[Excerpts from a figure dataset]
++++++

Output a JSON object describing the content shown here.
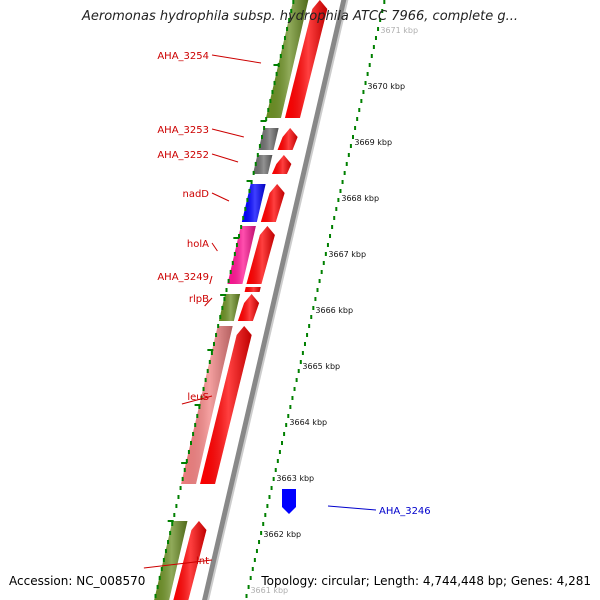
{
  "title": "Aeromonas hydrophila subsp. hydrophila ATCC 7966, complete g...",
  "footer": {
    "accession": "Accession: NC_008570",
    "stats": "Topology: circular; Length: 4,744,448 bp; Genes: 4,281"
  },
  "colors": {
    "background": "#ffffff",
    "reverse_label": "#cc0000",
    "forward_label": "#0000cc",
    "cds_track": "#ff0000",
    "tick_dots": "#008000",
    "backbone": "#888888"
  },
  "ticks": [
    {
      "label": "3671 kbp"
    },
    {
      "label": "3670 kbp"
    },
    {
      "label": "3669 kbp"
    },
    {
      "label": "3668 kbp"
    },
    {
      "label": "3667 kbp"
    },
    {
      "label": "3666 kbp"
    },
    {
      "label": "3665 kbp"
    },
    {
      "label": "3664 kbp"
    },
    {
      "label": "3663 kbp"
    },
    {
      "label": "3662 kbp"
    },
    {
      "label": "3661 kbp"
    }
  ],
  "genes": [
    {
      "name": "AHA_3254",
      "strand": "-",
      "cog_color": "#6b8e23"
    },
    {
      "name": "AHA_3253",
      "strand": "-",
      "cog_color": "#6e6e6e"
    },
    {
      "name": "AHA_3252",
      "strand": "-",
      "cog_color": "#6e6e6e"
    },
    {
      "name": "nadD",
      "strand": "-",
      "cog_color": "#0000ff"
    },
    {
      "name": "holA",
      "strand": "-",
      "cog_color": "#ff1493"
    },
    {
      "name": "AHA_3249",
      "strand": "-",
      "cog_color": "#ff0000"
    },
    {
      "name": "rlpB",
      "strand": "-",
      "cog_color": "#6b8e23"
    },
    {
      "name": "leuS",
      "strand": "-",
      "cog_color": "#f08080"
    },
    {
      "name": "AHA_3246",
      "strand": "+",
      "cog_color": "#0000ff"
    },
    {
      "name": "lnt",
      "strand": "-",
      "cog_color": "#6b8e23"
    }
  ]
}
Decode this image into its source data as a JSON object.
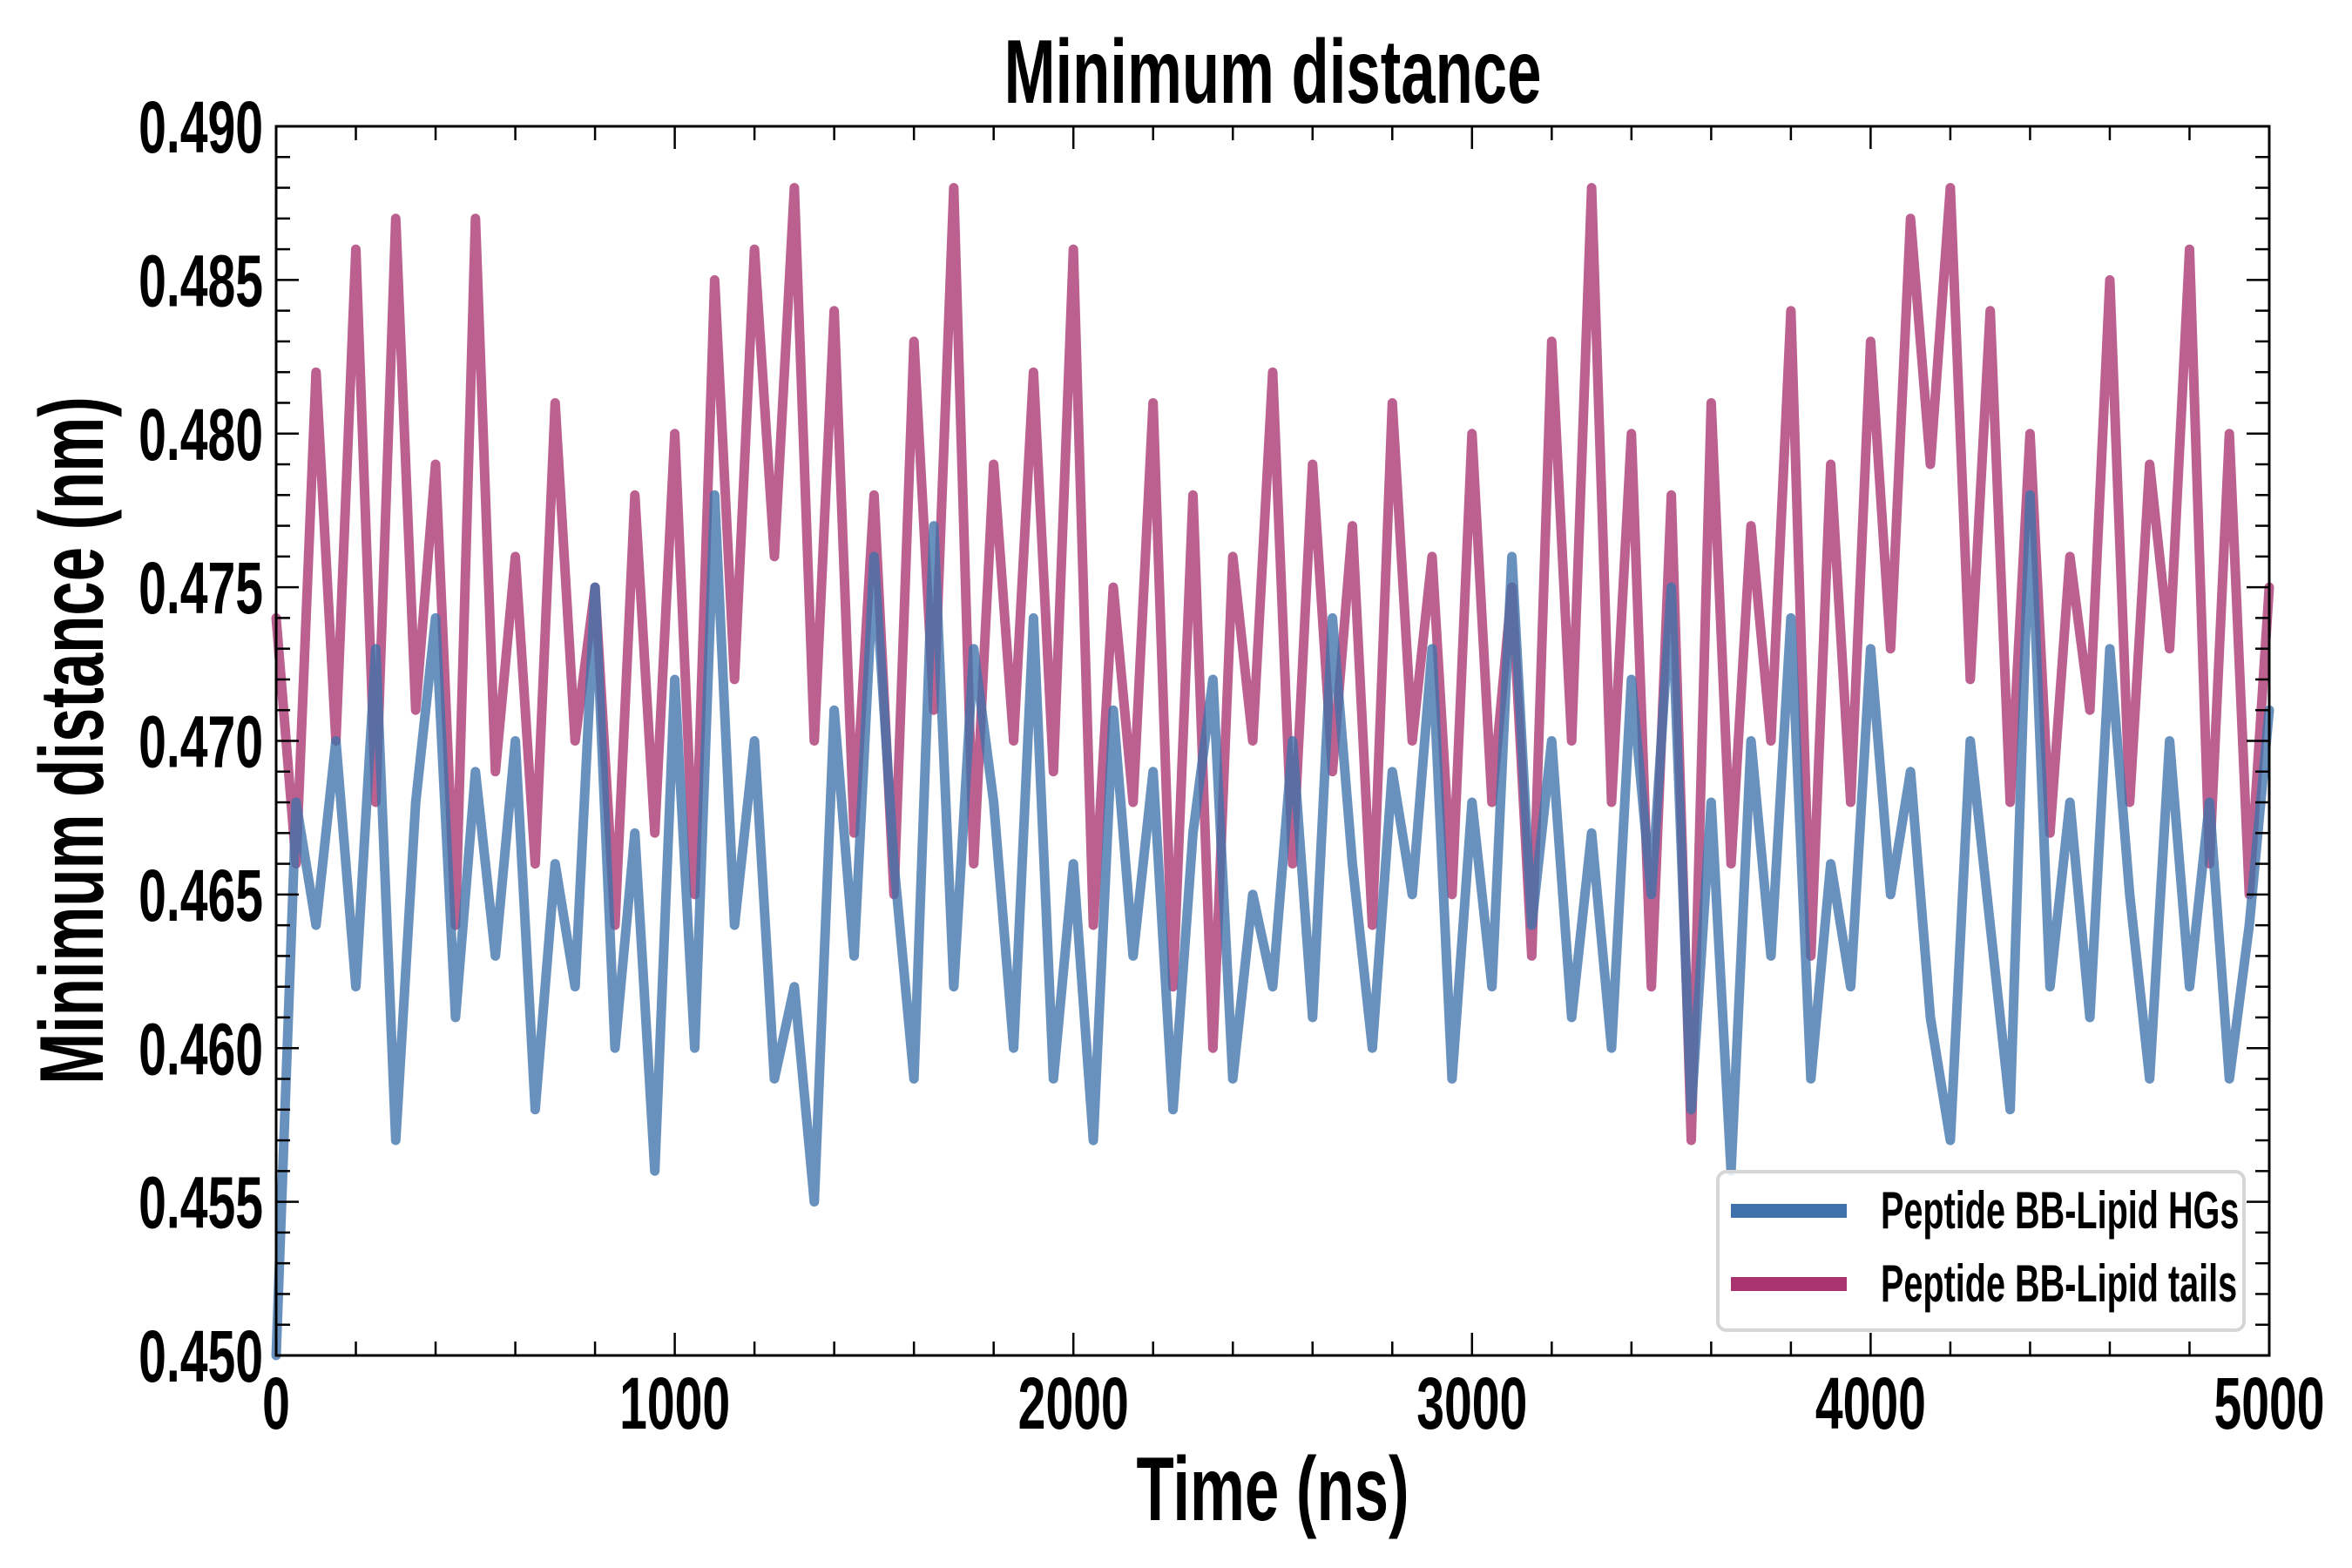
{
  "chart_data": {
    "type": "line",
    "title": "Minimum distance",
    "xlabel": "Time (ns)",
    "ylabel": "Minimum distance (nm)",
    "xlim": [
      0,
      5000
    ],
    "ylim": [
      0.45,
      0.49
    ],
    "x_ticks": [
      "0",
      "1000",
      "2000",
      "3000",
      "4000",
      "5000"
    ],
    "x_tick_values": [
      0,
      1000,
      2000,
      3000,
      4000,
      5000
    ],
    "y_ticks": [
      "0.450",
      "0.455",
      "0.460",
      "0.465",
      "0.470",
      "0.475",
      "0.480",
      "0.485",
      "0.490"
    ],
    "y_tick_values": [
      0.45,
      0.455,
      0.46,
      0.465,
      0.47,
      0.475,
      0.48,
      0.485,
      0.49
    ],
    "grid": false,
    "legend_position": "bottom-right",
    "series": [
      {
        "name": "Peptide BB-Lipid tails",
        "color": "#a8336f",
        "values": [
          0.474,
          0.466,
          0.482,
          0.47,
          0.486,
          0.468,
          0.487,
          0.471,
          0.479,
          0.464,
          0.487,
          0.469,
          0.476,
          0.466,
          0.481,
          0.47,
          0.475,
          0.464,
          0.478,
          0.467,
          0.48,
          0.465,
          0.485,
          0.472,
          0.486,
          0.476,
          0.488,
          0.47,
          0.484,
          0.467,
          0.478,
          0.465,
          0.483,
          0.471,
          0.488,
          0.466,
          0.479,
          0.47,
          0.482,
          0.469,
          0.486,
          0.464,
          0.475,
          0.468,
          0.481,
          0.462,
          0.478,
          0.46,
          0.476,
          0.47,
          0.482,
          0.466,
          0.479,
          0.469,
          0.477,
          0.464,
          0.481,
          0.47,
          0.476,
          0.465,
          0.48,
          0.468,
          0.475,
          0.463,
          0.483,
          0.47,
          0.488,
          0.468,
          0.48,
          0.462,
          0.478,
          0.457,
          0.481,
          0.466,
          0.477,
          0.47,
          0.484,
          0.463,
          0.479,
          0.468,
          0.483,
          0.473,
          0.487,
          0.479,
          0.488,
          0.472,
          0.484,
          0.468,
          0.48,
          0.467,
          0.476,
          0.471,
          0.485,
          0.468,
          0.479,
          0.473,
          0.486,
          0.466,
          0.48,
          0.465,
          0.475
        ]
      },
      {
        "name": "Peptide BB-Lipid HGs",
        "color": "#3f72aa",
        "values": [
          0.45,
          0.468,
          0.464,
          0.47,
          0.462,
          0.473,
          0.457,
          0.468,
          0.474,
          0.461,
          0.469,
          0.463,
          0.47,
          0.458,
          0.466,
          0.462,
          0.475,
          0.46,
          0.467,
          0.456,
          0.472,
          0.46,
          0.478,
          0.464,
          0.47,
          0.459,
          0.462,
          0.455,
          0.471,
          0.463,
          0.476,
          0.466,
          0.459,
          0.477,
          0.462,
          0.473,
          0.468,
          0.46,
          0.474,
          0.459,
          0.466,
          0.457,
          0.471,
          0.463,
          0.469,
          0.458,
          0.467,
          0.472,
          0.459,
          0.465,
          0.462,
          0.47,
          0.461,
          0.474,
          0.466,
          0.46,
          0.469,
          0.465,
          0.473,
          0.459,
          0.468,
          0.462,
          0.476,
          0.464,
          0.47,
          0.461,
          0.467,
          0.46,
          0.472,
          0.465,
          0.475,
          0.458,
          0.468,
          0.456,
          0.47,
          0.463,
          0.474,
          0.459,
          0.466,
          0.462,
          0.473,
          0.465,
          0.469,
          0.461,
          0.457,
          0.47,
          0.464,
          0.458,
          0.478,
          0.462,
          0.468,
          0.461,
          0.473,
          0.465,
          0.459,
          0.47,
          0.462,
          0.468,
          0.459,
          0.464,
          0.471
        ]
      }
    ]
  }
}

++++++

## TASK BRIEF
How many of the lines above hold the word "JSON"? State that number and nothing else.

## RESPONSE TO THIS EXERCISE
2